Exercise: Find each line with "JSON" and copy it.
[Start Materials provided]
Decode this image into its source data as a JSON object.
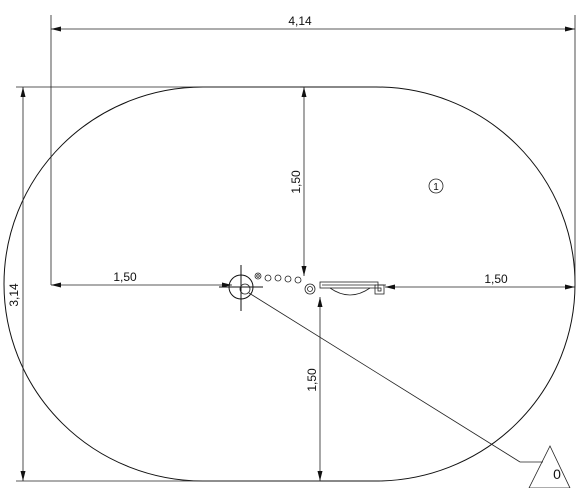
{
  "dimensions": {
    "overall_width": "4,14",
    "overall_height": "3,14",
    "left_radius": "1,50",
    "right_radius": "1,50",
    "top_radius": "1,50",
    "bottom_radius": "1,50"
  },
  "labels": {
    "zone_marker": "1",
    "reference_marker": "0"
  },
  "colors": {
    "line": "#111111",
    "background": "#ffffff"
  }
}
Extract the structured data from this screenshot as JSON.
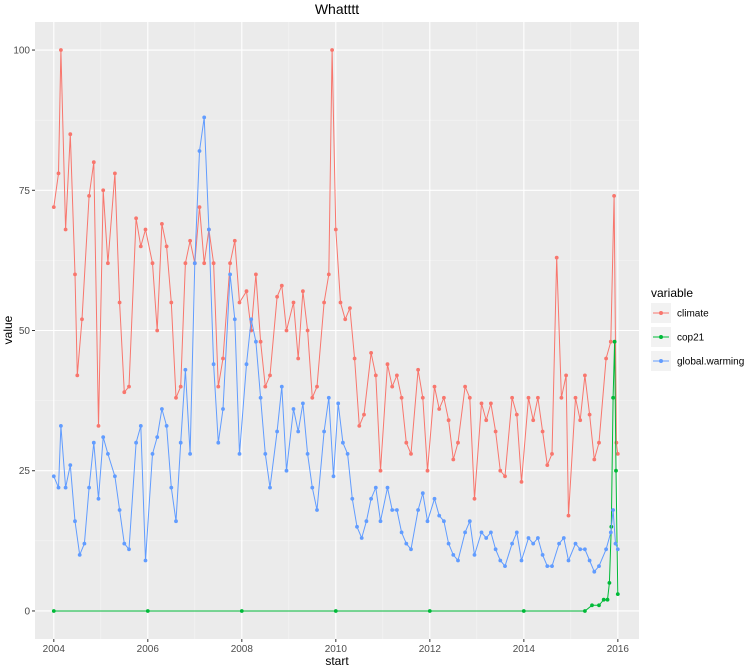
{
  "chart_data": {
    "type": "line",
    "title": "Whatttt",
    "xlabel": "start",
    "ylabel": "value",
    "xlim": [
      2003.6,
      2016.45
    ],
    "ylim": [
      -5,
      105
    ],
    "x_ticks": [
      2004,
      2006,
      2008,
      2010,
      2012,
      2014,
      2016
    ],
    "y_ticks": [
      0,
      25,
      50,
      75,
      100
    ],
    "grid": true,
    "legend": {
      "title": "variable",
      "placement": "right"
    },
    "series": [
      {
        "name": "climate",
        "color": "#F8766D",
        "points": [
          [
            2004.0,
            72
          ],
          [
            2004.1,
            78
          ],
          [
            2004.15,
            100
          ],
          [
            2004.25,
            68
          ],
          [
            2004.35,
            85
          ],
          [
            2004.45,
            60
          ],
          [
            2004.5,
            42
          ],
          [
            2004.6,
            52
          ],
          [
            2004.75,
            74
          ],
          [
            2004.85,
            80
          ],
          [
            2004.95,
            33
          ],
          [
            2005.05,
            75
          ],
          [
            2005.15,
            62
          ],
          [
            2005.3,
            78
          ],
          [
            2005.4,
            55
          ],
          [
            2005.5,
            39
          ],
          [
            2005.6,
            40
          ],
          [
            2005.75,
            70
          ],
          [
            2005.85,
            65
          ],
          [
            2005.95,
            68
          ],
          [
            2006.1,
            62
          ],
          [
            2006.2,
            50
          ],
          [
            2006.3,
            69
          ],
          [
            2006.4,
            65
          ],
          [
            2006.5,
            55
          ],
          [
            2006.6,
            38
          ],
          [
            2006.7,
            40
          ],
          [
            2006.8,
            62
          ],
          [
            2006.9,
            66
          ],
          [
            2007.0,
            62
          ],
          [
            2007.1,
            72
          ],
          [
            2007.2,
            62
          ],
          [
            2007.3,
            68
          ],
          [
            2007.4,
            62
          ],
          [
            2007.5,
            40
          ],
          [
            2007.6,
            45
          ],
          [
            2007.75,
            62
          ],
          [
            2007.85,
            66
          ],
          [
            2007.95,
            55
          ],
          [
            2008.1,
            57
          ],
          [
            2008.2,
            50
          ],
          [
            2008.3,
            60
          ],
          [
            2008.4,
            48
          ],
          [
            2008.5,
            40
          ],
          [
            2008.6,
            42
          ],
          [
            2008.75,
            56
          ],
          [
            2008.85,
            58
          ],
          [
            2008.95,
            50
          ],
          [
            2009.1,
            55
          ],
          [
            2009.2,
            45
          ],
          [
            2009.3,
            57
          ],
          [
            2009.4,
            50
          ],
          [
            2009.5,
            38
          ],
          [
            2009.6,
            40
          ],
          [
            2009.75,
            55
          ],
          [
            2009.85,
            60
          ],
          [
            2009.92,
            100
          ],
          [
            2010.0,
            68
          ],
          [
            2010.1,
            55
          ],
          [
            2010.2,
            52
          ],
          [
            2010.3,
            54
          ],
          [
            2010.4,
            45
          ],
          [
            2010.5,
            33
          ],
          [
            2010.6,
            35
          ],
          [
            2010.75,
            46
          ],
          [
            2010.85,
            42
          ],
          [
            2010.95,
            25
          ],
          [
            2011.1,
            44
          ],
          [
            2011.2,
            40
          ],
          [
            2011.3,
            42
          ],
          [
            2011.4,
            38
          ],
          [
            2011.5,
            30
          ],
          [
            2011.6,
            28
          ],
          [
            2011.75,
            43
          ],
          [
            2011.85,
            38
          ],
          [
            2011.95,
            25
          ],
          [
            2012.1,
            40
          ],
          [
            2012.2,
            36
          ],
          [
            2012.3,
            38
          ],
          [
            2012.4,
            34
          ],
          [
            2012.5,
            27
          ],
          [
            2012.6,
            30
          ],
          [
            2012.75,
            40
          ],
          [
            2012.85,
            38
          ],
          [
            2012.95,
            20
          ],
          [
            2013.1,
            37
          ],
          [
            2013.2,
            34
          ],
          [
            2013.3,
            37
          ],
          [
            2013.4,
            32
          ],
          [
            2013.5,
            25
          ],
          [
            2013.6,
            24
          ],
          [
            2013.75,
            38
          ],
          [
            2013.85,
            35
          ],
          [
            2013.95,
            23
          ],
          [
            2014.1,
            38
          ],
          [
            2014.2,
            34
          ],
          [
            2014.3,
            38
          ],
          [
            2014.4,
            32
          ],
          [
            2014.5,
            26
          ],
          [
            2014.6,
            28
          ],
          [
            2014.7,
            63
          ],
          [
            2014.8,
            38
          ],
          [
            2014.9,
            42
          ],
          [
            2014.95,
            17
          ],
          [
            2015.1,
            38
          ],
          [
            2015.2,
            34
          ],
          [
            2015.3,
            42
          ],
          [
            2015.4,
            35
          ],
          [
            2015.5,
            27
          ],
          [
            2015.6,
            30
          ],
          [
            2015.75,
            45
          ],
          [
            2015.85,
            48
          ],
          [
            2015.92,
            74
          ],
          [
            2015.97,
            30
          ],
          [
            2016.0,
            28
          ]
        ]
      },
      {
        "name": "cop21",
        "color": "#00BA38",
        "points": [
          [
            2004.0,
            0
          ],
          [
            2006.0,
            0
          ],
          [
            2008.0,
            0
          ],
          [
            2010.0,
            0
          ],
          [
            2012.0,
            0
          ],
          [
            2014.0,
            0
          ],
          [
            2015.3,
            0
          ],
          [
            2015.45,
            1
          ],
          [
            2015.6,
            1
          ],
          [
            2015.7,
            2
          ],
          [
            2015.78,
            2
          ],
          [
            2015.82,
            5
          ],
          [
            2015.86,
            15
          ],
          [
            2015.9,
            38
          ],
          [
            2015.93,
            48
          ],
          [
            2015.96,
            25
          ],
          [
            2016.0,
            3
          ]
        ]
      },
      {
        "name": "global.warming",
        "color": "#619CFF",
        "points": [
          [
            2004.0,
            24
          ],
          [
            2004.1,
            22
          ],
          [
            2004.15,
            33
          ],
          [
            2004.25,
            22
          ],
          [
            2004.35,
            26
          ],
          [
            2004.45,
            16
          ],
          [
            2004.55,
            10
          ],
          [
            2004.65,
            12
          ],
          [
            2004.75,
            22
          ],
          [
            2004.85,
            30
          ],
          [
            2004.95,
            20
          ],
          [
            2005.05,
            31
          ],
          [
            2005.15,
            28
          ],
          [
            2005.3,
            24
          ],
          [
            2005.4,
            18
          ],
          [
            2005.5,
            12
          ],
          [
            2005.6,
            11
          ],
          [
            2005.75,
            30
          ],
          [
            2005.85,
            33
          ],
          [
            2005.95,
            9
          ],
          [
            2006.1,
            28
          ],
          [
            2006.2,
            31
          ],
          [
            2006.3,
            36
          ],
          [
            2006.4,
            33
          ],
          [
            2006.5,
            22
          ],
          [
            2006.6,
            16
          ],
          [
            2006.7,
            30
          ],
          [
            2006.8,
            43
          ],
          [
            2006.9,
            28
          ],
          [
            2007.0,
            62
          ],
          [
            2007.1,
            82
          ],
          [
            2007.2,
            88
          ],
          [
            2007.3,
            68
          ],
          [
            2007.4,
            44
          ],
          [
            2007.5,
            30
          ],
          [
            2007.6,
            36
          ],
          [
            2007.75,
            60
          ],
          [
            2007.85,
            52
          ],
          [
            2007.95,
            28
          ],
          [
            2008.1,
            44
          ],
          [
            2008.2,
            52
          ],
          [
            2008.3,
            48
          ],
          [
            2008.4,
            38
          ],
          [
            2008.5,
            28
          ],
          [
            2008.6,
            22
          ],
          [
            2008.75,
            32
          ],
          [
            2008.85,
            40
          ],
          [
            2008.95,
            25
          ],
          [
            2009.1,
            36
          ],
          [
            2009.2,
            32
          ],
          [
            2009.3,
            37
          ],
          [
            2009.4,
            28
          ],
          [
            2009.5,
            22
          ],
          [
            2009.6,
            18
          ],
          [
            2009.75,
            32
          ],
          [
            2009.85,
            38
          ],
          [
            2009.95,
            24
          ],
          [
            2010.05,
            37
          ],
          [
            2010.15,
            30
          ],
          [
            2010.25,
            28
          ],
          [
            2010.35,
            20
          ],
          [
            2010.45,
            15
          ],
          [
            2010.55,
            13
          ],
          [
            2010.65,
            16
          ],
          [
            2010.75,
            20
          ],
          [
            2010.85,
            22
          ],
          [
            2010.95,
            16
          ],
          [
            2011.1,
            22
          ],
          [
            2011.2,
            18
          ],
          [
            2011.3,
            18
          ],
          [
            2011.4,
            14
          ],
          [
            2011.5,
            12
          ],
          [
            2011.6,
            11
          ],
          [
            2011.75,
            18
          ],
          [
            2011.85,
            21
          ],
          [
            2011.95,
            16
          ],
          [
            2012.1,
            20
          ],
          [
            2012.2,
            17
          ],
          [
            2012.3,
            16
          ],
          [
            2012.4,
            12
          ],
          [
            2012.5,
            10
          ],
          [
            2012.6,
            9
          ],
          [
            2012.75,
            14
          ],
          [
            2012.85,
            16
          ],
          [
            2012.95,
            10
          ],
          [
            2013.1,
            14
          ],
          [
            2013.2,
            13
          ],
          [
            2013.3,
            14
          ],
          [
            2013.4,
            11
          ],
          [
            2013.5,
            9
          ],
          [
            2013.6,
            8
          ],
          [
            2013.75,
            12
          ],
          [
            2013.85,
            14
          ],
          [
            2013.95,
            9
          ],
          [
            2014.1,
            13
          ],
          [
            2014.2,
            12
          ],
          [
            2014.3,
            13
          ],
          [
            2014.4,
            10
          ],
          [
            2014.5,
            8
          ],
          [
            2014.6,
            8
          ],
          [
            2014.75,
            12
          ],
          [
            2014.85,
            13
          ],
          [
            2014.95,
            9
          ],
          [
            2015.1,
            12
          ],
          [
            2015.2,
            11
          ],
          [
            2015.3,
            11
          ],
          [
            2015.4,
            9
          ],
          [
            2015.5,
            7
          ],
          [
            2015.6,
            8
          ],
          [
            2015.75,
            11
          ],
          [
            2015.85,
            14
          ],
          [
            2015.9,
            18
          ],
          [
            2015.95,
            12
          ],
          [
            2016.0,
            11
          ]
        ]
      }
    ]
  }
}
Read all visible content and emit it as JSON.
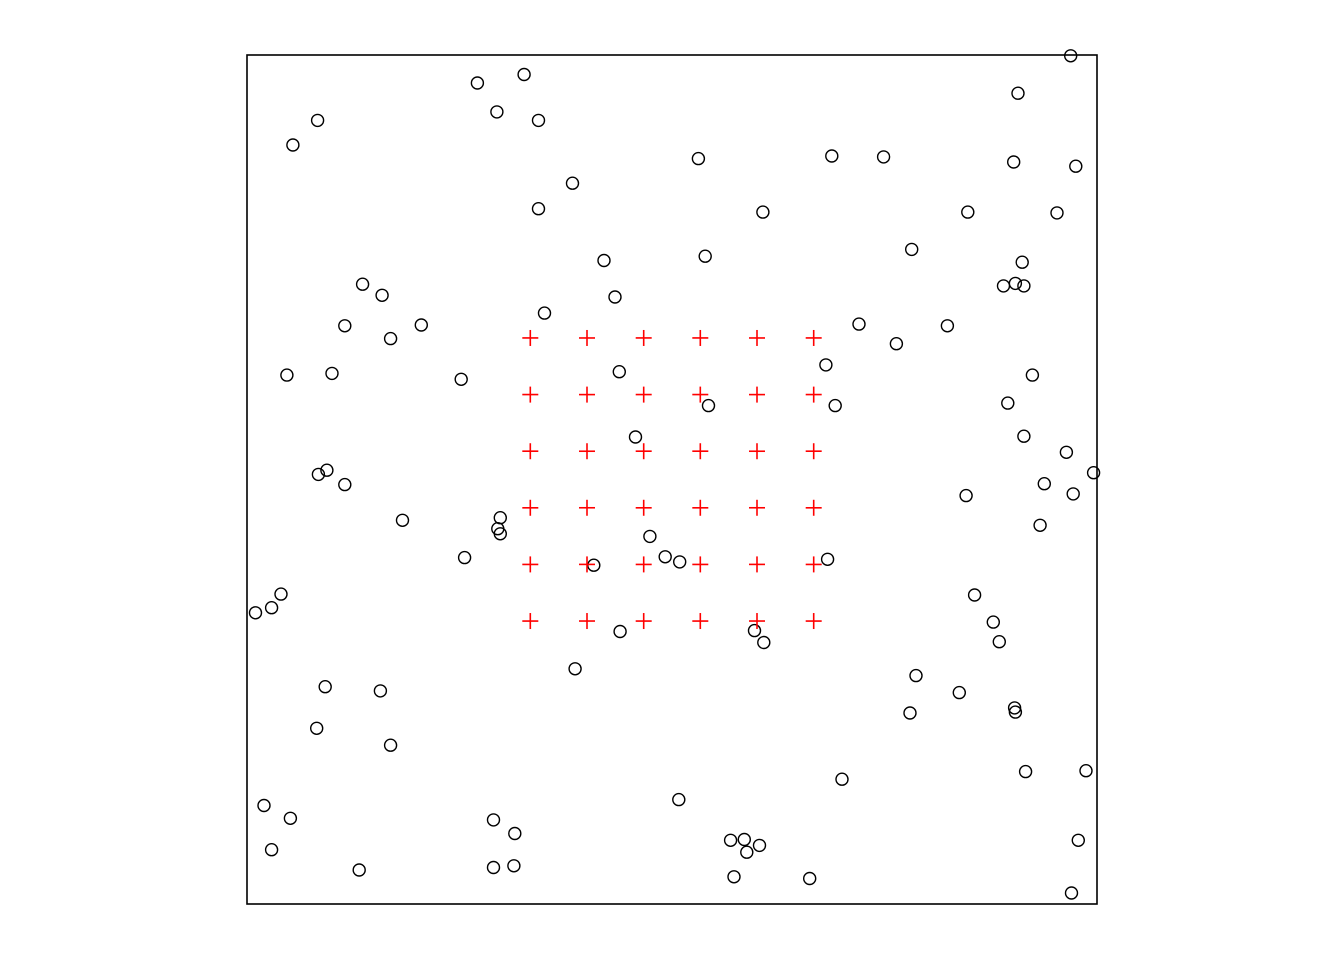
[End Materials provided]
Solution to this task:
Decode this image into its source data as a JSON object.
Extract the structured data from this screenshot as JSON.
Read all visible content and emit it as JSON.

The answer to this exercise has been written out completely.